**Required work**
Identify every line in the records below that contains the word "万元以上通用设备", and copy each of those lines.

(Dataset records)
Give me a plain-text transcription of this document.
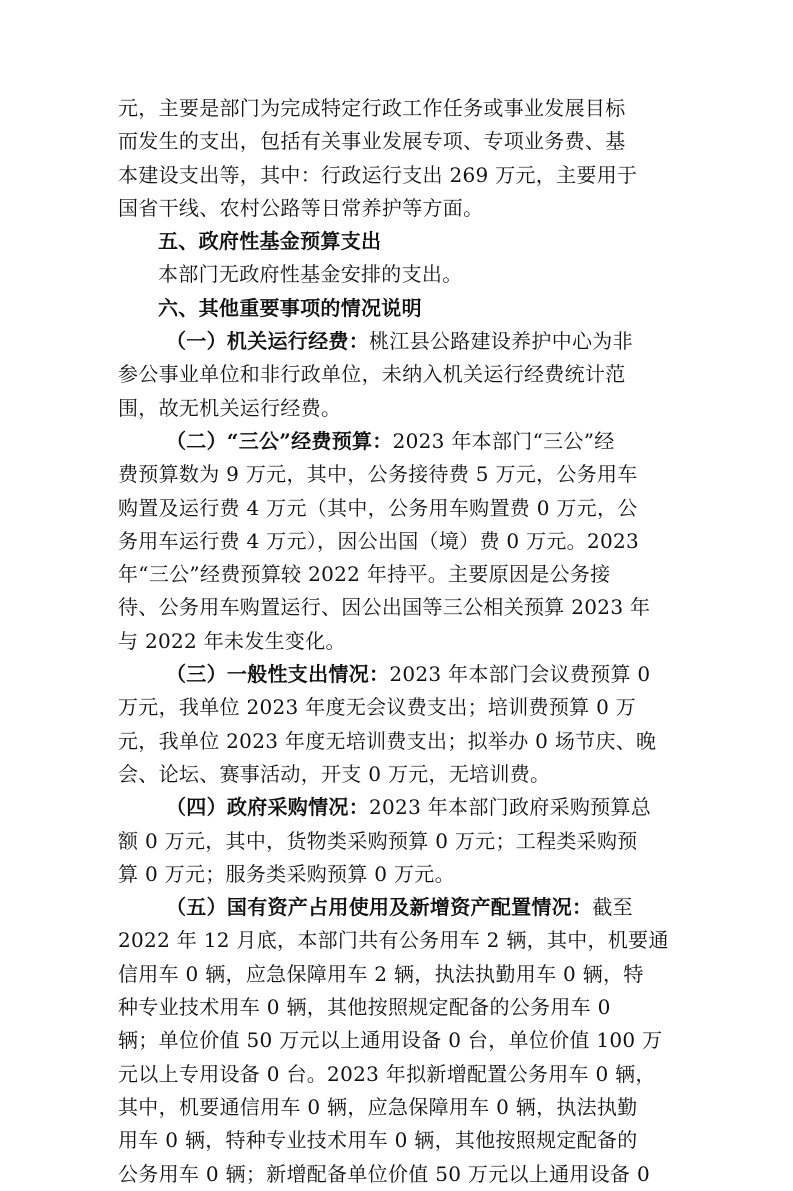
元，主要是部门为完成特定行政工作任务或事业发展目标
而发生的支出，包括有关事业发展专项、专项业务费、基
本建设支出等，其中：行政运行支出 269 万元，主要用于
国省干线、农村公路等日常养护等方面。
五、政府性基金预算支出
本部门无政府性基金安排的支出。
六、其他重要事项的情况说明
（一）机关运行经费：桃江县公路建设养护中心为非
参公事业单位和非行政单位，未纳入机关运行经费统计范
围，故无机关运行经费。
（二）“三公”经费预算：2023 年本部门“三公”经
费预算数为 9 万元，其中，公务接待费 5 万元，公务用车
购置及运行费 4 万元（其中，公务用车购置费 0 万元，公
务用车运行费 4 万元），因公出国（境）费 0 万元。2023
年“三公”经费预算较 2022 年持平。主要原因是公务接
待、公务用车购置运行、因公出国等三公相关预算 2023 年
与 2022 年未发生变化。
（三）一般性支出情况：2023 年本部门会议费预算 0
万元，我单位 2023 年度无会议费支出；培训费预算 0 万
元，我单位 2023 年度无培训费支出；拟举办 0 场节庆、晚
会、论坛、赛事活动，开支 0 万元，无培训费。
（四）政府采购情况：2023 年本部门政府采购预算总
额 0 万元，其中，货物类采购预算 0 万元；工程类采购预
算 0 万元；服务类采购预算 0 万元。
（五）国有资产占用使用及新增资产配置情况：截至
2022 年 12 月底，本部门共有公务用车 2 辆，其中，机要通
信用车 0 辆，应急保障用车 2 辆，执法执勤用车 0 辆，特
种专业技术用车 0 辆，其他按照规定配备的公务用车 0
辆；单位价值 50 万元以上通用设备 0 台，单位价值 100 万
元以上专用设备 0 台。2023 年拟新增配置公务用车 0 辆，
其中，机要通信用车 0 辆，应急保障用车 0 辆，执法执勤
用车 0 辆，特种专业技术用车 0 辆，其他按照规定配备的
公务用车 0 辆；新增配备单位价值 50 万元以上通用设备 0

**Worked solution**
辆；单位价值 50 万元以上通用设备 0 台，单位价值 100 万
公务用车 0 辆；新增配备单位价值 50 万元以上通用设备 0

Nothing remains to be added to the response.